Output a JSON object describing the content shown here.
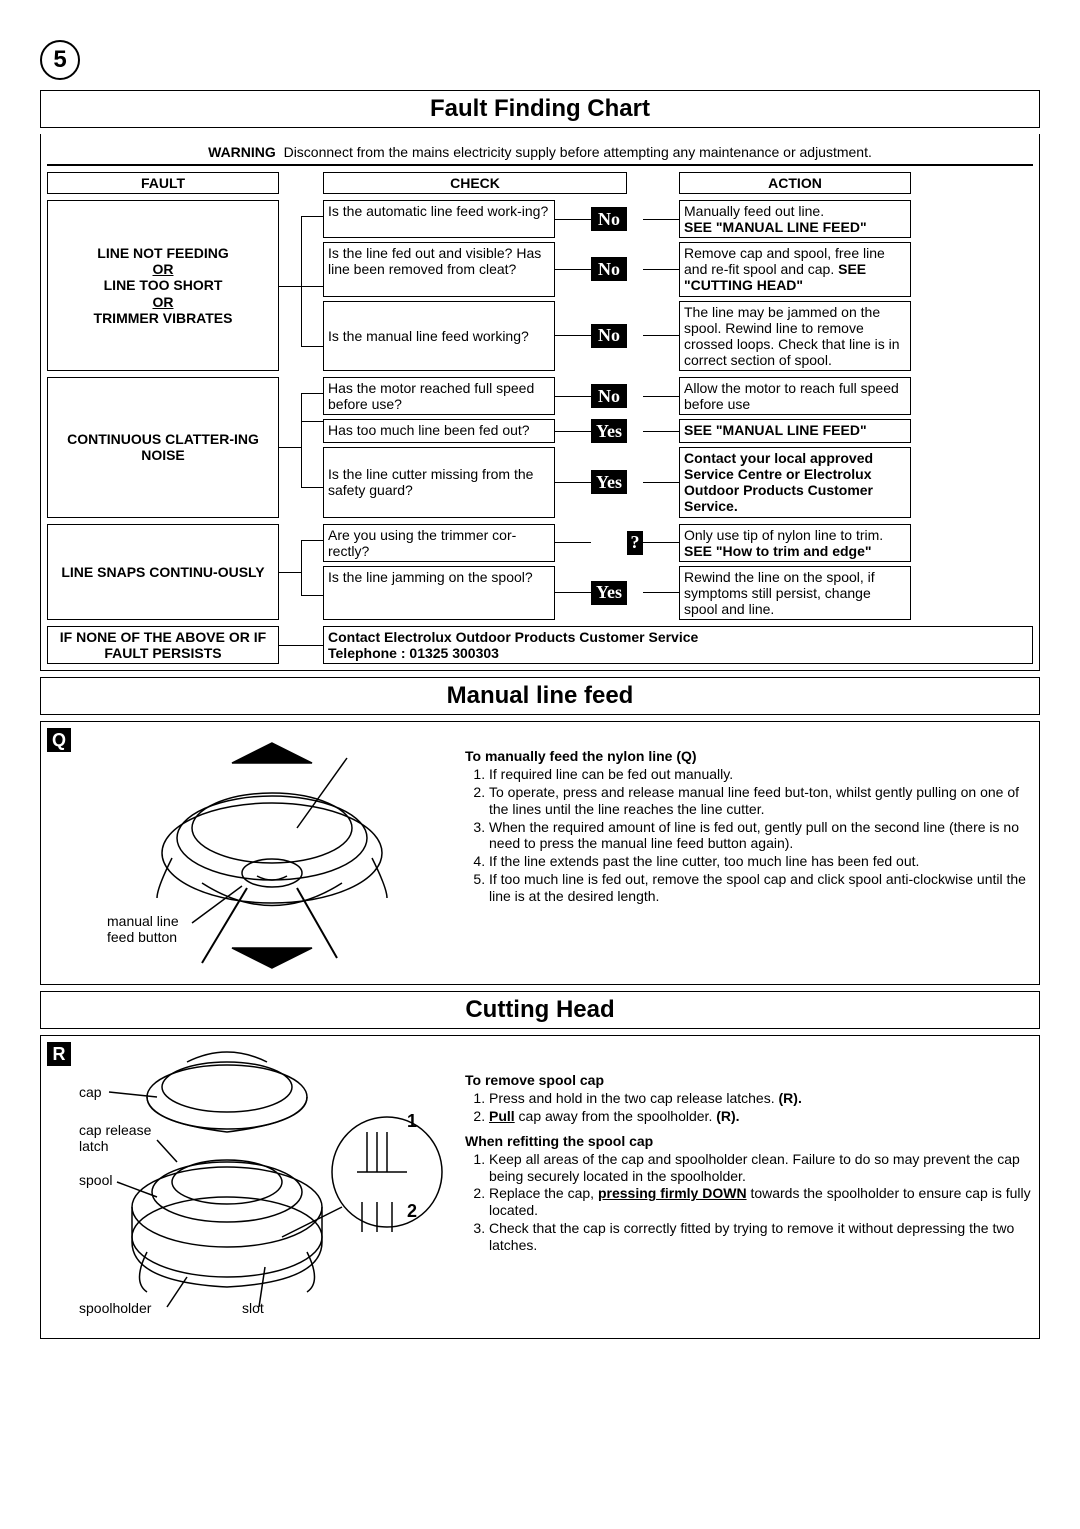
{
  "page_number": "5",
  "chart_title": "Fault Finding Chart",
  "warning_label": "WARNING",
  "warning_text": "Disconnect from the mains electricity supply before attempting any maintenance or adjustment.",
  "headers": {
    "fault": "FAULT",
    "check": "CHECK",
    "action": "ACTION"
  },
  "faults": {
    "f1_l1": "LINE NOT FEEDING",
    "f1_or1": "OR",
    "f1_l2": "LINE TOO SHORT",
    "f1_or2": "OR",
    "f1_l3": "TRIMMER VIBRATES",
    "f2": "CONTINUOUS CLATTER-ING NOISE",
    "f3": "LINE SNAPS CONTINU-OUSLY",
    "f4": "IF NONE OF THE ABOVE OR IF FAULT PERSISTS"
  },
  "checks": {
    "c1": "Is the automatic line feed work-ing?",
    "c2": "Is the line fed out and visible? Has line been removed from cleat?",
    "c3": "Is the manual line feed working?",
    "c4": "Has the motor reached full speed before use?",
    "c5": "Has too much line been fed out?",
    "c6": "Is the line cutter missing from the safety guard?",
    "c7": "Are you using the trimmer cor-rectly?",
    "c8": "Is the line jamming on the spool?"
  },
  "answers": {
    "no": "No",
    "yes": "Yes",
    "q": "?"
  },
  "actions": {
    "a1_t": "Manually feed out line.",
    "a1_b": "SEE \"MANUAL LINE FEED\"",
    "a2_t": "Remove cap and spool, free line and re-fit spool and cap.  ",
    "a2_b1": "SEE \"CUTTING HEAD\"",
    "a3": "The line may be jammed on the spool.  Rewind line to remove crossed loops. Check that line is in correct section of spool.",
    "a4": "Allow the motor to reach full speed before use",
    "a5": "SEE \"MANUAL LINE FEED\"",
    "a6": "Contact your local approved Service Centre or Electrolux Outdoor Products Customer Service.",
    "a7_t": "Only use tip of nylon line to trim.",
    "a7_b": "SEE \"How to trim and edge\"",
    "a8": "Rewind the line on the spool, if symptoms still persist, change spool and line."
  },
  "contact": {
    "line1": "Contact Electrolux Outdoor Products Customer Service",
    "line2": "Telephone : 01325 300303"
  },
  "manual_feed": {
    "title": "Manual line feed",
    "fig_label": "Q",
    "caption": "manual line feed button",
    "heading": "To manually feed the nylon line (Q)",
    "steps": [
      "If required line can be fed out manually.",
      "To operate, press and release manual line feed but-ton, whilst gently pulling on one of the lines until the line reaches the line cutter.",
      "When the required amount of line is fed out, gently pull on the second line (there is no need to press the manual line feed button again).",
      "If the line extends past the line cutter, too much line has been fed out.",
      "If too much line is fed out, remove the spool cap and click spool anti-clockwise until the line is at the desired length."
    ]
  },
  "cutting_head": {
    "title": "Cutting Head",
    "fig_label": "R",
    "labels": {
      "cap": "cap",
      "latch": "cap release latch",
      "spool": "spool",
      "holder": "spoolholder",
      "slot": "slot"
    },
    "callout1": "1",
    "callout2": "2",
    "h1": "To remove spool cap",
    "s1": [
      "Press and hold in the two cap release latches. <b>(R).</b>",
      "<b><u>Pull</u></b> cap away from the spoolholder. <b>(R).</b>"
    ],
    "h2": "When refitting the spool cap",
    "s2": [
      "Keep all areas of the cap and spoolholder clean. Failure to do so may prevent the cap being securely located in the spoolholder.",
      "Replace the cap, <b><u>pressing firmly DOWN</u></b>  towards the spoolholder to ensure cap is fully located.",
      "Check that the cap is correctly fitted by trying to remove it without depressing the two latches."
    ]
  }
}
---
**What to work on:** Copy out every line from the records that has the word "located".

**Result of the exercise:**
      "Keep all areas of the cap and spoolholder clean. Failure to do so may prevent the cap being securely located in the spoolholder.",
      "Replace the cap, <b><u>pressing firmly DOWN</u></b>  towards the spoolholder to ensure cap is fully located.",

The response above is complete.